==== MATERIAL FOR THIS EXERCISE ====

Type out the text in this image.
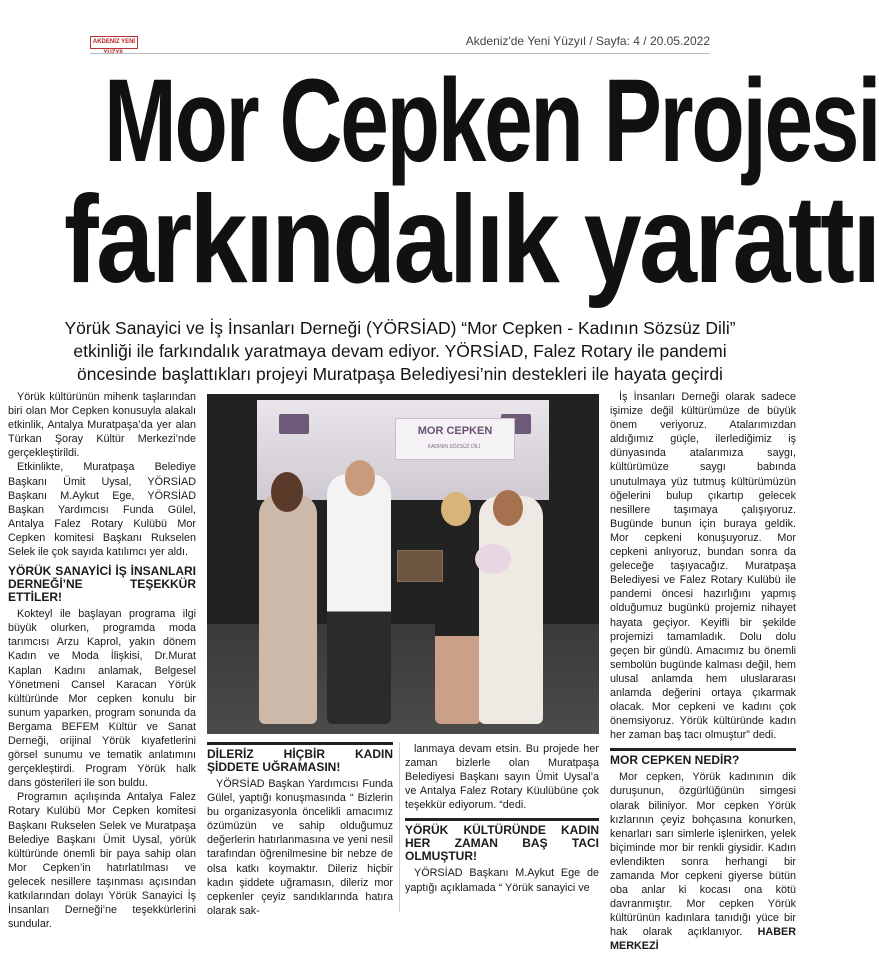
AKDENİZ YENİ YÜZYIL
Akdeniz'de Yeni Yüzyıl / Sayfa: 4 / 20.05.2022
Mor Cepken Projesi
farkındalık yarattı
Yörük Sanayici ve İş İnsanları Derneği (YÖRSİAD) “Mor Cepken - Kadının Sözsüz Dili”
etkinliği ile farkındalık yaratmaya devam ediyor. YÖRSİAD, Falez Rotary ile pandemi
öncesinde başlattıkları projeyi Muratpaşa Belediyesi’nin destekleri ile hayata geçirdi

Yörük kültürünün mihenk taşlarından biri olan Mor Cepken konusuyla alakalı etkinlik, Antalya Muratpaşa’da yer alan Türkan Şoray Kültür Merkezi’nde gerçekleştirildi.

Etkinlikte, Muratpaşa Belediye Başkanı Ümit Uysal, YÖRSİAD Başkanı M.Aykut Ege, YÖRSİAD Başkan Yardımcısı Funda Gülel, Antalya Falez Rotary Kulübü Mor Cepken komitesi Başkanı Rukselen Selek ile çok sayıda katılımcı yer aldı.

YÖRÜK SANAYİCİ İŞ İNSANLARI DERNEĞİ’NE TEŞEKKÜR ETTİLER!

Kokteyl ile başlayan programa ilgi büyük olurken, programda moda tarımcısı Arzu Kaprol, yakın dönem Kadın ve Moda İlişkisi, Dr.Murat Kaplan Kadını anlamak, Belgesel Yönetmeni Cansel Karacan Yörük kültüründe Mor cepken konulu bir sunum yaparken, program sonunda da Bergama BEFEM Kültür ve Sanat Derneği, orijinal Yörük kıyafetlerini görsel sunumu ve tematik anlatımını gerçekleştirdi. Program Yörük halk dans gösterileri ile son buldu.

Programın açılışında Antalya Falez Rotary Kulübü Mor Cepken komitesi Başkanı Rukselen Selek ve Muratpaşa Belediye Başkanı Ümit Uysal, yörük kültüründe önemli bir paya sahip olan Mor Cepken’in hatırlatılması ve gelecek nesillere taşınması açısından katkılarından dolayı Yörük Sanayici İş İnsanları Derneği’ne teşekkürlerini sundular.

MOR CEPKEN
KADININ SÖZSÜZ DİLİ
DİLERİZ HİÇBİR KADIN ŞİDDETE UĞRAMASIN!

YÖRSİAD Başkan Yardımcısı Funda Gülel, yaptığı konuşmasında “ Bizlerin bu organizasyonla öncelikli amacımız özümüzün ve sahip olduğumuz değerlerin hatırlanmasına ve yeni nesil tarafından öğrenilmesine bir nebze de olsa katkı koymaktır. Dileriz hiçbir kadın şiddete uğramasın, dileriz mor cepkenler çeyiz sandıklarında hatıra olarak sak-

lanmaya devam etsin. Bu projede her zaman bizlerle olan Muratpaşa Belediyesi Başkanı sayın Ümit Uysal’a ve Antalya Falez Rotary Küulübüne çok teşekkür ediyorum. “dedi.

YÖRÜK KÜLTÜRÜNDE KADIN HER ZAMAN BAŞ TACI OLMUŞTUR!

YÖRSİAD Başkanı M.Aykut Ege de yaptığı açıklamada “ Yörük sanayici ve

İş İnsanları Derneği olarak sadece işimize değil kültürümüze de büyük önem veriyoruz. Atalarımızdan aldığımız güçle, ilerlediğimiz iş dünyasında atalarımıza saygı, kültürümüze saygı babında unutulmaya yüz tutmuş kültürümüzün öğelerini bulup çıkartıp gelecek nesillere taşımaya çalışıyoruz. Bugünde bunun için buraya geldik. Mor cepkeni konuşuyoruz. Mor cepkeni anlıyoruz, bundan sonra da geleceğe taşıyacağız. Muratpaşa Belediyesi ve Falez Rotary Kulübü ile pandemi öncesi hazırlığını yapmış olduğumuz bugünkü projemiz nihayet hayata geçiyor. Keyifli bir şekilde projemizi tamamladık. Dolu dolu geçen bir gündü. Amacımız bu önemli sembolün bugünde kalması değil, hem ulusal anlamda hem uluslararası anlamda değerini ortaya çıkarmak olacak. Mor cepkeni ve kadını çok önemsiyoruz. Yörük kültüründe kadın her zaman baş tacı olmuştur” dedi.

MOR CEPKEN NEDİR?

Mor cepken, Yörük kadınının dik duruşunun, özgürlüğünün simgesi olarak biliniyor. Mor cepken Yörük kızlarının çeyiz bohçasına konurken, kenarları sarı simlerle işlenirken, yelek biçiminde mor bir renkli giysidir. Kadın evlendikten sonra herhangi bir zamanda Mor cepkeni giyerse bütün oba anlar ki kocası ona kötü davranmıştır. Mor cepken Yörük kültürünün kadınlara tanıdığı yüce bir hak olarak açıklanıyor. HABER MERKEZİ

====

*PROBLEM REQUIREMENTS*: Scan the records above for the string "sahip", then report every line that contains it.

*SOLUTION FOR THIS PROBLEM*:
Programın açılışında Antalya Falez Rotary Kulübü Mor Cepken komitesi Başkanı Rukselen Selek ve Muratpaşa Belediye Başkanı Ümit Uysal, yörük kültüründe önemli bir paya sahip olan Mor Cepken’in hatırlatılması ve gelecek nesillere taşınması açısından katkılarından dolayı Yörük Sanayici İş İnsanları Derneği’ne teşekkürlerini sundular.
YÖRSİAD Başkan Yardımcısı Funda Gülel, yaptığı konuşmasında “ Bizlerin bu organizasyonla öncelikli amacımız özümüzün ve sahip olduğumuz değerlerin hatırlanmasına ve yeni nesil tarafından öğrenilmesine bir nebze de olsa katkı koymaktır. Dileriz hiçbir kadın şiddete uğramasın, dileriz mor cepkenler çeyiz sandıklarında hatıra olarak sak-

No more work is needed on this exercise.